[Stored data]

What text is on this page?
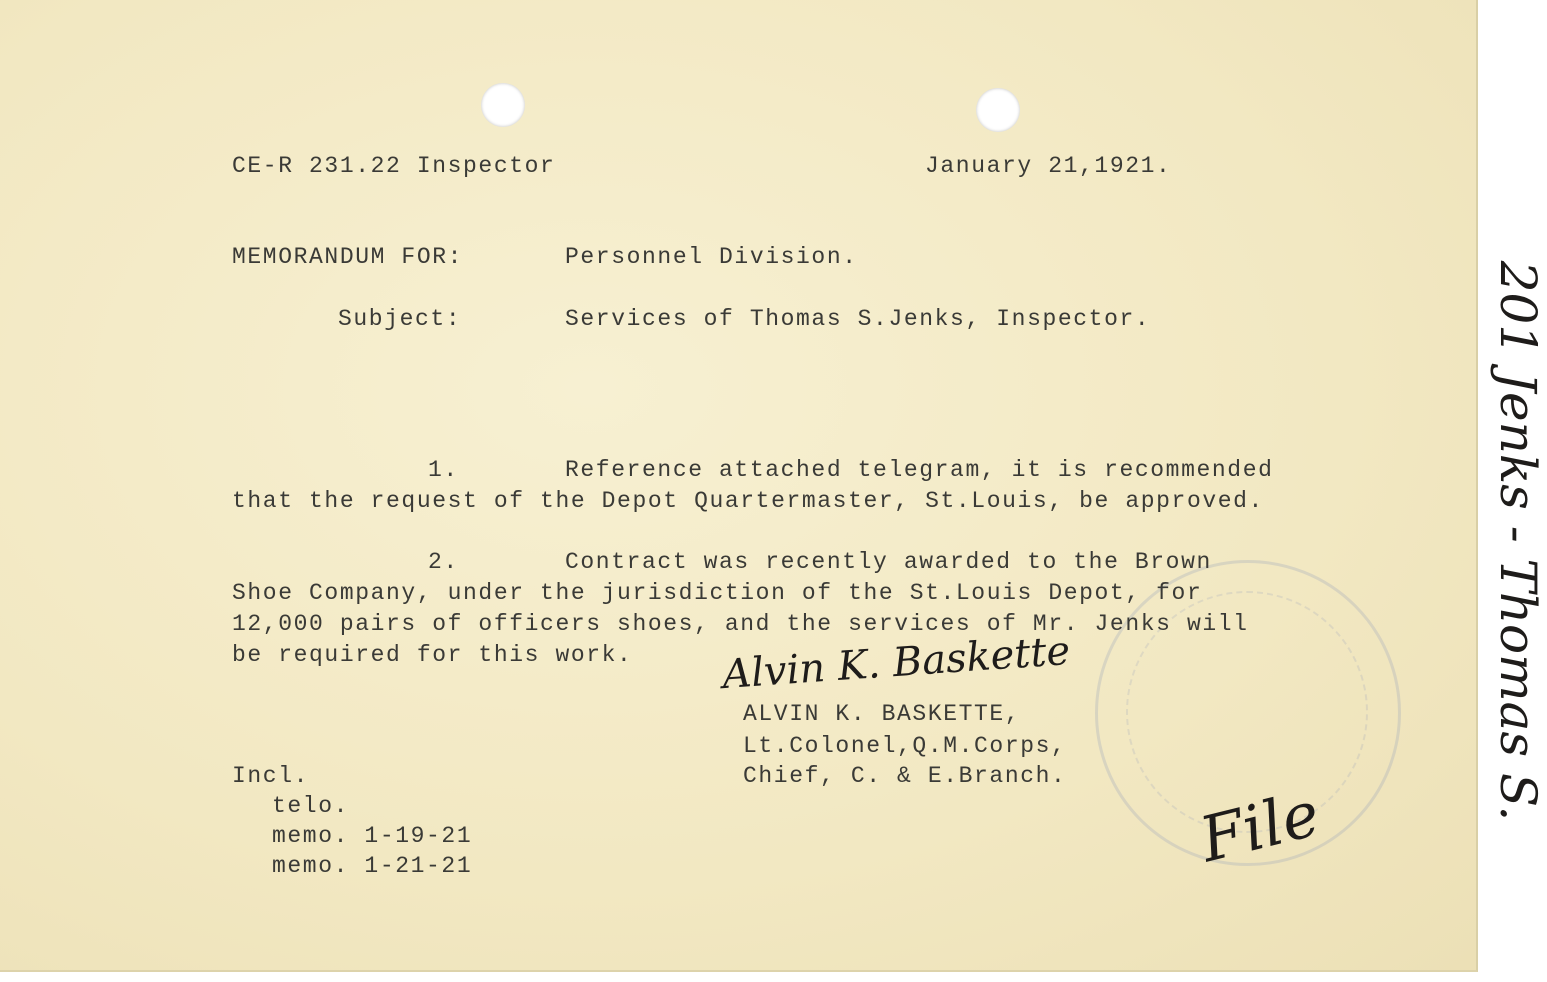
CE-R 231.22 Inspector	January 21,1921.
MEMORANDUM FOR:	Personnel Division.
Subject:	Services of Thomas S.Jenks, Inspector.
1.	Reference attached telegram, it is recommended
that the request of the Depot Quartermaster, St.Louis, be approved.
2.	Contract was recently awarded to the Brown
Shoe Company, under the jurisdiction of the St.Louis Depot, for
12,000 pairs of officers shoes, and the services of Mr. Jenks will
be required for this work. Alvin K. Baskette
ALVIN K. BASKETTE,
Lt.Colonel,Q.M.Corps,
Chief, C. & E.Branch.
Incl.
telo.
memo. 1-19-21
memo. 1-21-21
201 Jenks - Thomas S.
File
---
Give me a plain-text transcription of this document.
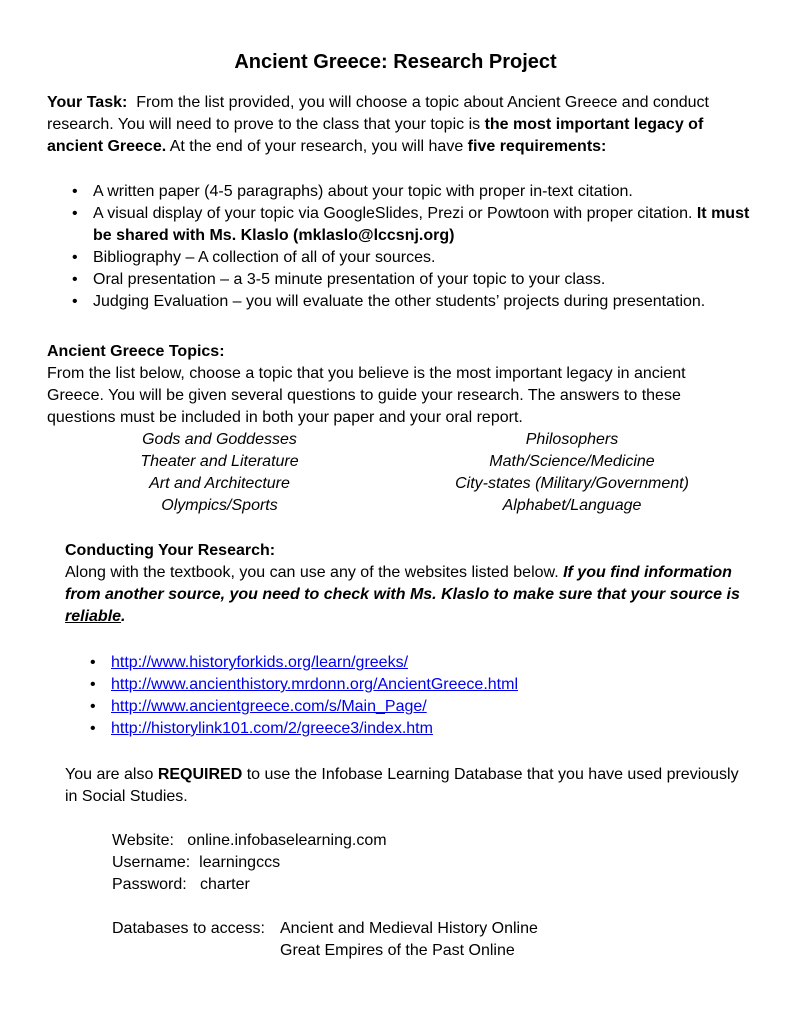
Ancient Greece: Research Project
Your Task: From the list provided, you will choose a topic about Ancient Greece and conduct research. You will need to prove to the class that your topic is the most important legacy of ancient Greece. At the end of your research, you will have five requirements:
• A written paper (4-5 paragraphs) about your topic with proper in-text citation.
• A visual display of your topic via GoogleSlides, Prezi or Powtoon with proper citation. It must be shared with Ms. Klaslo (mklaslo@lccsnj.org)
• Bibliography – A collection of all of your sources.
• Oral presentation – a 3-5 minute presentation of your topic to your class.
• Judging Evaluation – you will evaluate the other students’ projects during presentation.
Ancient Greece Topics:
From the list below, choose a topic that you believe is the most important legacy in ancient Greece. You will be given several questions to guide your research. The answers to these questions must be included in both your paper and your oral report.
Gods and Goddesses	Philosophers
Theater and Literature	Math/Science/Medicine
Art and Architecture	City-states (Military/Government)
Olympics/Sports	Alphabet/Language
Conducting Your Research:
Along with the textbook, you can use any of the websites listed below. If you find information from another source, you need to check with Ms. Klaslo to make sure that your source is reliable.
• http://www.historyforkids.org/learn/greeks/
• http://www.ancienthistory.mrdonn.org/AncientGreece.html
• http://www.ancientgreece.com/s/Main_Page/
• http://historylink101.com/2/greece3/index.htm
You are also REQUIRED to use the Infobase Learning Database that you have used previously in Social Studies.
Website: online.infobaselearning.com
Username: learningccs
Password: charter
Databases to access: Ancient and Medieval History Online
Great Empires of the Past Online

▸ Do this:
What is the number of lines that hold the string "class"? Give it alone.

▸ Task output:
2